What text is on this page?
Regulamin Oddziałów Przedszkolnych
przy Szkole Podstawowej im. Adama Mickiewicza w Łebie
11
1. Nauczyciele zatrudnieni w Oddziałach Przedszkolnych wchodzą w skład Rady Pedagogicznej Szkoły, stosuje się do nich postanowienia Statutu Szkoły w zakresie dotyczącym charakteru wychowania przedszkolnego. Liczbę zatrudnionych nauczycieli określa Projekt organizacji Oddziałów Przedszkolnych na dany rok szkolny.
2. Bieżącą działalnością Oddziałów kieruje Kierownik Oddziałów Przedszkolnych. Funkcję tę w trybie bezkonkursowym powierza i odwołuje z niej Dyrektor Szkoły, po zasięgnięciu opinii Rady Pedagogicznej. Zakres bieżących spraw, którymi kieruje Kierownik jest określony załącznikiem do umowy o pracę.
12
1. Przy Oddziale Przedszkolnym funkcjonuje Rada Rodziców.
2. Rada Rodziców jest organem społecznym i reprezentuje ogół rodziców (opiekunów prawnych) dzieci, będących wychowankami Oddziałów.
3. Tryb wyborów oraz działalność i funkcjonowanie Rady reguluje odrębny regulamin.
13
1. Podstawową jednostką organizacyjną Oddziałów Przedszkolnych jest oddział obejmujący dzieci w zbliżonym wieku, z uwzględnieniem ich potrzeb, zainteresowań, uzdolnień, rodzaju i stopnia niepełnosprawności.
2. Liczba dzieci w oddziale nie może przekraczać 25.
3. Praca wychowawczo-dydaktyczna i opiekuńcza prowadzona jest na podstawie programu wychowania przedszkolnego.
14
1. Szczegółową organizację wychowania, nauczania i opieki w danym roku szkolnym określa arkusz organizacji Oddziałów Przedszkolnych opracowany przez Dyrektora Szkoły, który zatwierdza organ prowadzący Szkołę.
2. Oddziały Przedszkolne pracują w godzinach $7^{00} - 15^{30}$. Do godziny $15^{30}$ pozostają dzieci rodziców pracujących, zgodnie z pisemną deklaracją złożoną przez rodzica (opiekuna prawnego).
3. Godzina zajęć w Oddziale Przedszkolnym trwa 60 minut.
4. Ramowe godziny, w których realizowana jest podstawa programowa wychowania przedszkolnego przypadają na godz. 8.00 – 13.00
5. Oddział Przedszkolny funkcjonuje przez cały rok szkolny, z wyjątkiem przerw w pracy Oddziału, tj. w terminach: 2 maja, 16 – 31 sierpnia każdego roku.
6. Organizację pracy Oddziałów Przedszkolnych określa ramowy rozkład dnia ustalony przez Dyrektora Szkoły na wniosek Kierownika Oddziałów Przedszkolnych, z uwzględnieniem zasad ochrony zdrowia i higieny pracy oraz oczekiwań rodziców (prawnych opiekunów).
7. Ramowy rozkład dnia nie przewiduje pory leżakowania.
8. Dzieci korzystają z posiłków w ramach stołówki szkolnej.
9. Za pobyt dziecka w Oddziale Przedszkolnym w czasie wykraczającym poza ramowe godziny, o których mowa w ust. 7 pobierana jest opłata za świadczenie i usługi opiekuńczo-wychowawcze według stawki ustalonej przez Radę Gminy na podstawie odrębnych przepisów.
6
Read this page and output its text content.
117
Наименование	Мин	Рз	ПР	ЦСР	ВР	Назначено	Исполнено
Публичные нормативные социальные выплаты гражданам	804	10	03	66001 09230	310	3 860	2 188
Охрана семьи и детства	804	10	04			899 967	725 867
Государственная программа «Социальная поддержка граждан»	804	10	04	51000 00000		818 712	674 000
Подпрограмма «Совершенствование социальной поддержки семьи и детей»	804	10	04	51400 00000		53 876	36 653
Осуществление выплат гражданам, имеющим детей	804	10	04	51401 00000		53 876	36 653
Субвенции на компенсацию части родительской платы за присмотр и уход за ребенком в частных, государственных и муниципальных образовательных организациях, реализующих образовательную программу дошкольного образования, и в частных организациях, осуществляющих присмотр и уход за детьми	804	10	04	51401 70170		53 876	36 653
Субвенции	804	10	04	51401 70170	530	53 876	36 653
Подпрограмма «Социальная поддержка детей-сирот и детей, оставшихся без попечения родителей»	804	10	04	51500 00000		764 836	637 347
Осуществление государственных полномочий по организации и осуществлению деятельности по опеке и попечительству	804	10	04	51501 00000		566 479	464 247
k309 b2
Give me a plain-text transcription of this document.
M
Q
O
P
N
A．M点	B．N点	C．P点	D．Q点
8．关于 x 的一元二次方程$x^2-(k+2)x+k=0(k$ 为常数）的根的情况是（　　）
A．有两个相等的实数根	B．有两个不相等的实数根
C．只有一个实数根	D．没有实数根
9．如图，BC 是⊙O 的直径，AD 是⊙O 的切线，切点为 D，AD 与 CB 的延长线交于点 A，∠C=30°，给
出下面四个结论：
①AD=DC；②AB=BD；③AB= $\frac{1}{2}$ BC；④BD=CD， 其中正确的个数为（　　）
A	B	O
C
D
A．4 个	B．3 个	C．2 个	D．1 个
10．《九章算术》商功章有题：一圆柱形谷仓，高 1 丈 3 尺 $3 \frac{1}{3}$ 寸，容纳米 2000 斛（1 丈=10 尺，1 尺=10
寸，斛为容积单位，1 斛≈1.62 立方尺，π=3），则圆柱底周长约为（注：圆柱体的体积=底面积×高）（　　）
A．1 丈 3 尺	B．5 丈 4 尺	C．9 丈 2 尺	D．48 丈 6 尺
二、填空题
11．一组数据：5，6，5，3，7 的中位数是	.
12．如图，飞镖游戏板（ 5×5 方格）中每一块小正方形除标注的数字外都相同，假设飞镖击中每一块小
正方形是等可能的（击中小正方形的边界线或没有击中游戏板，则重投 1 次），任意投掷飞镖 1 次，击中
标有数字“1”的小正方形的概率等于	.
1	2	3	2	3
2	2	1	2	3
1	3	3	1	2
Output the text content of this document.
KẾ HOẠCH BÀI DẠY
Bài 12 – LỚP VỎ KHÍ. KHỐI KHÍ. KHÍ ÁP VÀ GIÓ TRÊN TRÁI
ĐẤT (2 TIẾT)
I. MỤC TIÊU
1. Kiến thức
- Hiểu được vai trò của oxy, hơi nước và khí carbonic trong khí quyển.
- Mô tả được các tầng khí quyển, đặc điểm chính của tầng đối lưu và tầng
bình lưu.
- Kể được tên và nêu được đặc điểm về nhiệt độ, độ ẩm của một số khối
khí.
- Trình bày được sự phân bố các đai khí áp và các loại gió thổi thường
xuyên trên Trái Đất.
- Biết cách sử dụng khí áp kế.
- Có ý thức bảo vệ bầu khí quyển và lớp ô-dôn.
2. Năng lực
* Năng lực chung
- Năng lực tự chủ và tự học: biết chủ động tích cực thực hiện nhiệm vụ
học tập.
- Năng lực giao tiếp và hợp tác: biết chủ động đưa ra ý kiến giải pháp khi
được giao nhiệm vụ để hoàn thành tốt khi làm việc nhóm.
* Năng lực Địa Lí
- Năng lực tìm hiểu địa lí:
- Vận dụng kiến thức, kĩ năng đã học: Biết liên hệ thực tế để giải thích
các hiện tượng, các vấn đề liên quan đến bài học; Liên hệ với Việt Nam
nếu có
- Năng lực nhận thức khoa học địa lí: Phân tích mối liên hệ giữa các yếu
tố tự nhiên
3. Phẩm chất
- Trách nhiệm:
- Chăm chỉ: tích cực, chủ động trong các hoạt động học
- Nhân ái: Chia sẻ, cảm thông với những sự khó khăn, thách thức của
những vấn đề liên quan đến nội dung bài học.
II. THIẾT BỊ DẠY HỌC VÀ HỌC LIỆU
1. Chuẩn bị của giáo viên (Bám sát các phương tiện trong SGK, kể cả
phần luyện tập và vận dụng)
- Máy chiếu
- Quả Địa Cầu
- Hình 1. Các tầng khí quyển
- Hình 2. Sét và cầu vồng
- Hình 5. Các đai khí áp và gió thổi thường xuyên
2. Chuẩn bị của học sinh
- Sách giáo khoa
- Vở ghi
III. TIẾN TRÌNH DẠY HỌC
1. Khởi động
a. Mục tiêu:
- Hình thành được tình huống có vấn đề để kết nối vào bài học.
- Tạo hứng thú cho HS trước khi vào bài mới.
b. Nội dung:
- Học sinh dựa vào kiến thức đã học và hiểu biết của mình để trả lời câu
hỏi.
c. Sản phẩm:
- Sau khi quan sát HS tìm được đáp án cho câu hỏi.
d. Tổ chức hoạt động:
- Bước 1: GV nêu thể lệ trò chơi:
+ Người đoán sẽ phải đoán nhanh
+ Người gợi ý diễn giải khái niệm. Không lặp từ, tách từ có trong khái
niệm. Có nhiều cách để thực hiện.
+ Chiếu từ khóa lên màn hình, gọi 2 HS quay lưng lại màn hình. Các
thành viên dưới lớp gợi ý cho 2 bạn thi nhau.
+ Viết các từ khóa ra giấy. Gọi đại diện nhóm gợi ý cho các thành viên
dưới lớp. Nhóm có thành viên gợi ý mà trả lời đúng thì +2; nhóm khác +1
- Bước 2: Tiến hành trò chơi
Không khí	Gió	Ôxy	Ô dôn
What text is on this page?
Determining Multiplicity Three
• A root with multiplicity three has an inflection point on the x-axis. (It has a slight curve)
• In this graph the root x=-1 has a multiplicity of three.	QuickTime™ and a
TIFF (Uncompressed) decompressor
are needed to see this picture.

▬▬▬▬▬▬▬▬▬▬

● The problem: Pull out all lines containing "których".

● Expected answer:
4. Ramowe godziny, w których realizowana jest podstawa programowa wychowania przedszkolnego przypadają na godz. 8.00 – 13.00
9. Za pobyt dziecka w Oddziale Przedszkolnym w czasie wykraczającym poza ramowe godziny, o których mowa w ust. 7 pobierana jest opłata za świadczenie i usługi opiekuńczo-wychowawcze według stawki ustalonej przez Radę Gminy na podstawie odrębnych przepisów.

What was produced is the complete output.